• _Prompt_:
Every record should be written out exactly, with the pictures left out.

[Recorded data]
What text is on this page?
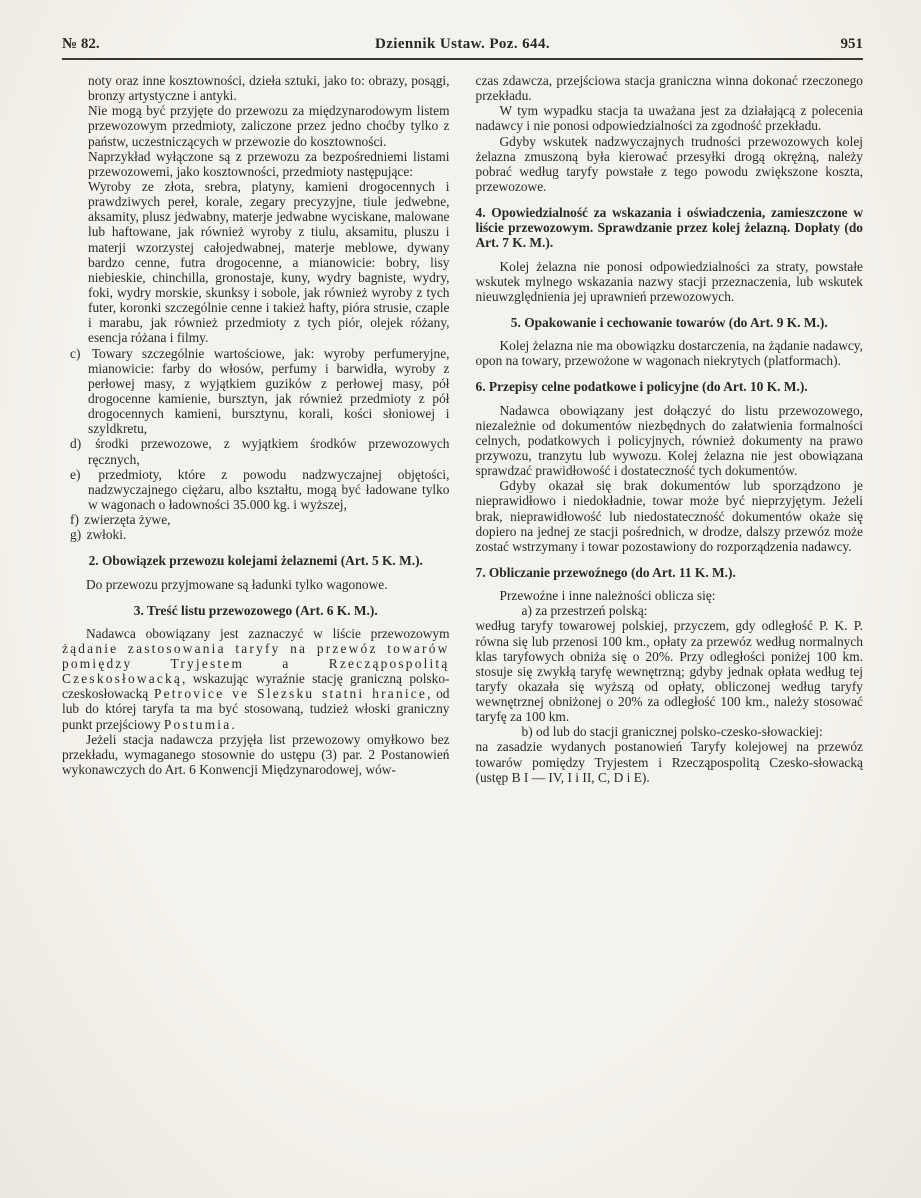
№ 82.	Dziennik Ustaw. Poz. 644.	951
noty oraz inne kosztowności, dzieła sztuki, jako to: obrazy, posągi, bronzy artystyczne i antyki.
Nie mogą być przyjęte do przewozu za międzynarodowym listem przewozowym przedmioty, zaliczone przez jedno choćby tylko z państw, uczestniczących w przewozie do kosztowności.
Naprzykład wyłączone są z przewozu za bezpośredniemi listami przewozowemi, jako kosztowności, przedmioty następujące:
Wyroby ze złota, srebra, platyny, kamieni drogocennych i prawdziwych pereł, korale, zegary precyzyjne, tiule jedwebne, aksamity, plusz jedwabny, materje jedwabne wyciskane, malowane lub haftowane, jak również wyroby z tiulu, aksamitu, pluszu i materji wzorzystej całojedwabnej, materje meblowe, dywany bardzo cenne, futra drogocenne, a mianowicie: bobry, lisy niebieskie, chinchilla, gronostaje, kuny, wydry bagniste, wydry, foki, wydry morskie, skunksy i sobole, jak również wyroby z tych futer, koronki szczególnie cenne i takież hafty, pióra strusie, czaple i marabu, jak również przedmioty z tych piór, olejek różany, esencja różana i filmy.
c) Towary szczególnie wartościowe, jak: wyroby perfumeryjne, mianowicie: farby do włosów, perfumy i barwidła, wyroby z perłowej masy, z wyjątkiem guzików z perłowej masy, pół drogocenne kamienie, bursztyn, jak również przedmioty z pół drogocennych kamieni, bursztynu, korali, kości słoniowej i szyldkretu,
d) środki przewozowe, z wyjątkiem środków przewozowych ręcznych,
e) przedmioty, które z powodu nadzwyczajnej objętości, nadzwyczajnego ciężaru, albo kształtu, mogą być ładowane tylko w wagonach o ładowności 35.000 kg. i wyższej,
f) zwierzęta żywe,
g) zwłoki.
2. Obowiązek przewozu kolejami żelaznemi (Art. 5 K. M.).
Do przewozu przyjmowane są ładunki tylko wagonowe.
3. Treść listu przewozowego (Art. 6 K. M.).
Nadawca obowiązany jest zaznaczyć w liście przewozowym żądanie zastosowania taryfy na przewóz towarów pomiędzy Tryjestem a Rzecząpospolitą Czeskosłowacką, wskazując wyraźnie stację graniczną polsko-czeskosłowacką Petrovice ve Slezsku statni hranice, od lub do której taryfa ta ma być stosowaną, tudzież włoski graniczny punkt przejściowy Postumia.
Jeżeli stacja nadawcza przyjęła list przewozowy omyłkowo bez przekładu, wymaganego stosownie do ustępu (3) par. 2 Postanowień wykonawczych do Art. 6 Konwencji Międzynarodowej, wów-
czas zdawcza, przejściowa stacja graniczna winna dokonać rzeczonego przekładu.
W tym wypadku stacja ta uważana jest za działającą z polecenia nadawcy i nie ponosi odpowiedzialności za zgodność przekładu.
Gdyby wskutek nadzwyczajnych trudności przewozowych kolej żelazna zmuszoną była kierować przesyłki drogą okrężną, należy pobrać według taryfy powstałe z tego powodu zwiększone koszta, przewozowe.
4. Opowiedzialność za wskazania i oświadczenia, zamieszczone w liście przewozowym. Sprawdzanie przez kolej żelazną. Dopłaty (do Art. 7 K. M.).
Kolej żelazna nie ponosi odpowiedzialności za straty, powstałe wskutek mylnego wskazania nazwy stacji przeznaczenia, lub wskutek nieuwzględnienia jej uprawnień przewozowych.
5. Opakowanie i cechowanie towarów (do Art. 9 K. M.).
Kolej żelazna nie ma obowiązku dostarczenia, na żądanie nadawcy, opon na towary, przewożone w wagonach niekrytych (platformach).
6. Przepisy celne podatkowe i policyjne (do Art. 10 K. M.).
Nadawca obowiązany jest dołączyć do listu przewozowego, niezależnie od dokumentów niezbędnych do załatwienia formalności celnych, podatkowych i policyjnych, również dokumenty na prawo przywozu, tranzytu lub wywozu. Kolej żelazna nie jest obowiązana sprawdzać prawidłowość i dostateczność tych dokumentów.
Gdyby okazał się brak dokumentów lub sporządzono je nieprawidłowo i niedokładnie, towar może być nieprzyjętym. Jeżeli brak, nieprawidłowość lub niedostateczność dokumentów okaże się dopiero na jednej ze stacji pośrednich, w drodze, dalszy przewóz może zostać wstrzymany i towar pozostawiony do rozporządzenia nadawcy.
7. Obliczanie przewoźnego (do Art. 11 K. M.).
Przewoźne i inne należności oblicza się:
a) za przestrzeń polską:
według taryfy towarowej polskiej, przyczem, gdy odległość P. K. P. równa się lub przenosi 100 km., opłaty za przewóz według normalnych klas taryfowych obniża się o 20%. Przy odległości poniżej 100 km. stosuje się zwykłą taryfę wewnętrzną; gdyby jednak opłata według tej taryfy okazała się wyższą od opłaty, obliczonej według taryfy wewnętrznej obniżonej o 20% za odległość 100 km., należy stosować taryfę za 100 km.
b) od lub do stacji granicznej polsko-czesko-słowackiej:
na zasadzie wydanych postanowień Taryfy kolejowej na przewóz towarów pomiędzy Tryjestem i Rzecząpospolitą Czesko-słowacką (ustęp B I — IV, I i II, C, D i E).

• _Output_:
What text is on this page?
№ 82.	Dziennik Ustaw. Poz. 644.	951
noty oraz inne kosztowności, dzieła sztuki, jako to: obrazy, posągi, bronzy artystyczne i antyki.
Nie mogą być przyjęte do przewozu za międzynarodowym listem przewozowym przedmioty, zaliczone przez jedno choćby tylko z państw, uczestniczących w przewozie do kosztowności.
Naprzykład wyłączone są z przewozu za bezpośredniemi listami przewozowemi, jako kosztowności, przedmioty następujące:
Wyroby ze złota, srebra, platyny, kamieni drogocennych i prawdziwych pereł, korale, zegary precyzyjne, tiule jedwebne, aksamity, plusz jedwabny, materje jedwabne wyciskane, malowane lub haftowane, jak również wyroby z tiulu, aksamitu, pluszu i materji wzorzystej całojedwabnej, materje meblowe, dywany bardzo cenne, futra drogocenne, a mianowicie: bobry, lisy niebieskie, chinchilla, gronostaje, kuny, wydry bagniste, wydry, foki, wydry morskie, skunksy i sobole, jak również wyroby z tych futer, koronki szczególnie cenne i takież hafty, pióra strusie, czaple i marabu, jak również przedmioty z tych piór, olejek różany, esencja różana i filmy.
c) Towary szczególnie wartościowe, jak: wyroby perfumeryjne, mianowicie: farby do włosów, perfumy i barwidła, wyroby z perłowej masy, z wyjątkiem guzików z perłowej masy, pół drogocenne kamienie, bursztyn, jak również przedmioty z pół drogocennych kamieni, bursztynu, korali, kości słoniowej i szyldkretu,
d) środki przewozowe, z wyjątkiem środków przewozowych ręcznych,
e) przedmioty, które z powodu nadzwyczajnej objętości, nadzwyczajnego ciężaru, albo kształtu, mogą być ładowane tylko w wagonach o ładowności 35.000 kg. i wyższej,
f) zwierzęta żywe,
g) zwłoki.
2. Obowiązek przewozu kolejami żelaznemi (Art. 5 K. M.).
Do przewozu przyjmowane są ładunki tylko wagonowe.
3. Treść listu przewozowego (Art. 6 K. M.).
Nadawca obowiązany jest zaznaczyć w liście przewozowym żądanie zastosowania taryfy na przewóz towarów pomiędzy Tryjestem a Rzecząpospolitą Czeskosłowacką, wskazując wyraźnie stację graniczną polsko-czeskosłowacką Petrovice ve Slezsku statni hranice, od lub do której taryfa ta ma być stosowaną, tudzież włoski graniczny punkt przejściowy Postumia.
Jeżeli stacja nadawcza przyjęła list przewozowy omyłkowo bez przekładu, wymaganego stosownie do ustępu (3) par. 2 Postanowień wykonawczych do Art. 6 Konwencji Międzynarodowej, wów-
czas zdawcza, przejściowa stacja graniczna winna dokonać rzeczonego przekładu.
W tym wypadku stacja ta uważana jest za działającą z polecenia nadawcy i nie ponosi odpowiedzialności za zgodność przekładu.
Gdyby wskutek nadzwyczajnych trudności przewozowych kolej żelazna zmuszoną była kierować przesyłki drogą okrężną, należy pobrać według taryfy powstałe z tego powodu zwiększone koszta, przewozowe.
4. Opowiedzialność za wskazania i oświadczenia, zamieszczone w liście przewozowym. Sprawdzanie przez kolej żelazną. Dopłaty (do Art. 7 K. M.).
Kolej żelazna nie ponosi odpowiedzialności za straty, powstałe wskutek mylnego wskazania nazwy stacji przeznaczenia, lub wskutek nieuwzględnienia jej uprawnień przewozowych.
5. Opakowanie i cechowanie towarów (do Art. 9 K. M.).
Kolej żelazna nie ma obowiązku dostarczenia, na żądanie nadawcy, opon na towary, przewożone w wagonach niekrytych (platformach).
6. Przepisy celne podatkowe i policyjne (do Art. 10 K. M.).
Nadawca obowiązany jest dołączyć do listu przewozowego, niezależnie od dokumentów niezbędnych do załatwienia formalności celnych, podatkowych i policyjnych, również dokumenty na prawo przywozu, tranzytu lub wywozu. Kolej żelazna nie jest obowiązana sprawdzać prawidłowość i dostateczność tych dokumentów.
Gdyby okazał się brak dokumentów lub sporządzono je nieprawidłowo i niedokładnie, towar może być nieprzyjętym. Jeżeli brak, nieprawidłowość lub niedostateczność dokumentów okaże się dopiero na jednej ze stacji pośrednich, w drodze, dalszy przewóz może zostać wstrzymany i towar pozostawiony do rozporządzenia nadawcy.
7. Obliczanie przewoźnego (do Art. 11 K. M.).
Przewoźne i inne należności oblicza się:
a) za przestrzeń polską:
według taryfy towarowej polskiej, przyczem, gdy odległość P. K. P. równa się lub przenosi 100 km., opłaty za przewóz według normalnych klas taryfowych obniża się o 20%. Przy odległości poniżej 100 km. stosuje się zwykłą taryfę wewnętrzną; gdyby jednak opłata według tej taryfy okazała się wyższą od opłaty, obliczonej według taryfy wewnętrznej obniżonej o 20% za odległość 100 km., należy stosować taryfę za 100 km.
b) od lub do stacji granicznej polsko-czesko-słowackiej:
na zasadzie wydanych postanowień Taryfy kolejowej na przewóz towarów pomiędzy Tryjestem i Rzecząpospolitą Czesko-słowacką (ustęp B I — IV, I i II, C, D i E).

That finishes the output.